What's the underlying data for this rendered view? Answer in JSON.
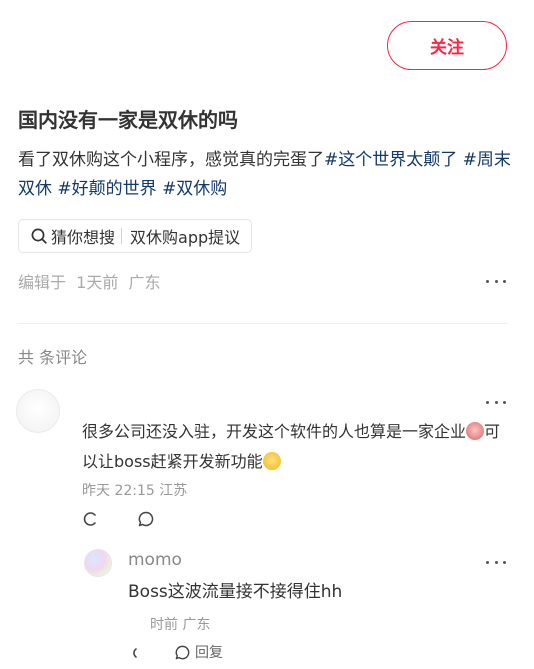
{
  "header": {
    "follow_label": "关注"
  },
  "post": {
    "title": "国内没有一家是双休的吗",
    "body_text": "看了双休购这个小程序，感觉真的完蛋了",
    "tags": [
      "#这个世界太颠了",
      "#周末双休",
      "#好颠的世界",
      "#双休购"
    ],
    "search_chip": {
      "prefix": "猜你想搜",
      "query": "双休购app提议"
    },
    "meta": "编辑于  1天前  广东"
  },
  "comments_header": {
    "label": "共 条评论"
  },
  "comments": [
    {
      "text_part1": "很多公司还没入驻，开发这个软件的人也算是一家企业",
      "text_part2": "可以让boss赶紧开发新功能",
      "meta": "昨天 22:15 江苏",
      "reply": {
        "username": "momo",
        "text": "Boss这波流量接不接得住hh",
        "meta": "时前 广东",
        "reply_label": "回复"
      }
    }
  ],
  "colors": {
    "accent": "#ff2442",
    "tag": "#13386c",
    "meta": "#aaaaaa"
  }
}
● ● ● ● ●
Required work = Write out the material above again, word for word, minus its pictures.

Complete answer =
What's the underlying data for this rendered view? Answer in JSON.
{
  "header": {
    "follow_label": "关注"
  },
  "post": {
    "title": "国内没有一家是双休的吗",
    "body_text": "看了双休购这个小程序，感觉真的完蛋了",
    "tags": [
      "#这个世界太颠了",
      "#周末双休",
      "#好颠的世界",
      "#双休购"
    ],
    "search_chip": {
      "prefix": "猜你想搜",
      "query": "双休购app提议"
    },
    "meta": "编辑于  1天前  广东"
  },
  "comments_header": {
    "label": "共 条评论"
  },
  "comments": [
    {
      "text_part1": "很多公司还没入驻，开发这个软件的人也算是一家企业",
      "text_part2": "可以让boss赶紧开发新功能",
      "meta": "昨天 22:15 江苏",
      "reply": {
        "username": "momo",
        "text": "Boss这波流量接不接得住hh",
        "meta": "时前 广东",
        "reply_label": "回复"
      }
    }
  ],
  "colors": {
    "accent": "#ff2442",
    "tag": "#13386c",
    "meta": "#aaaaaa"
  }
}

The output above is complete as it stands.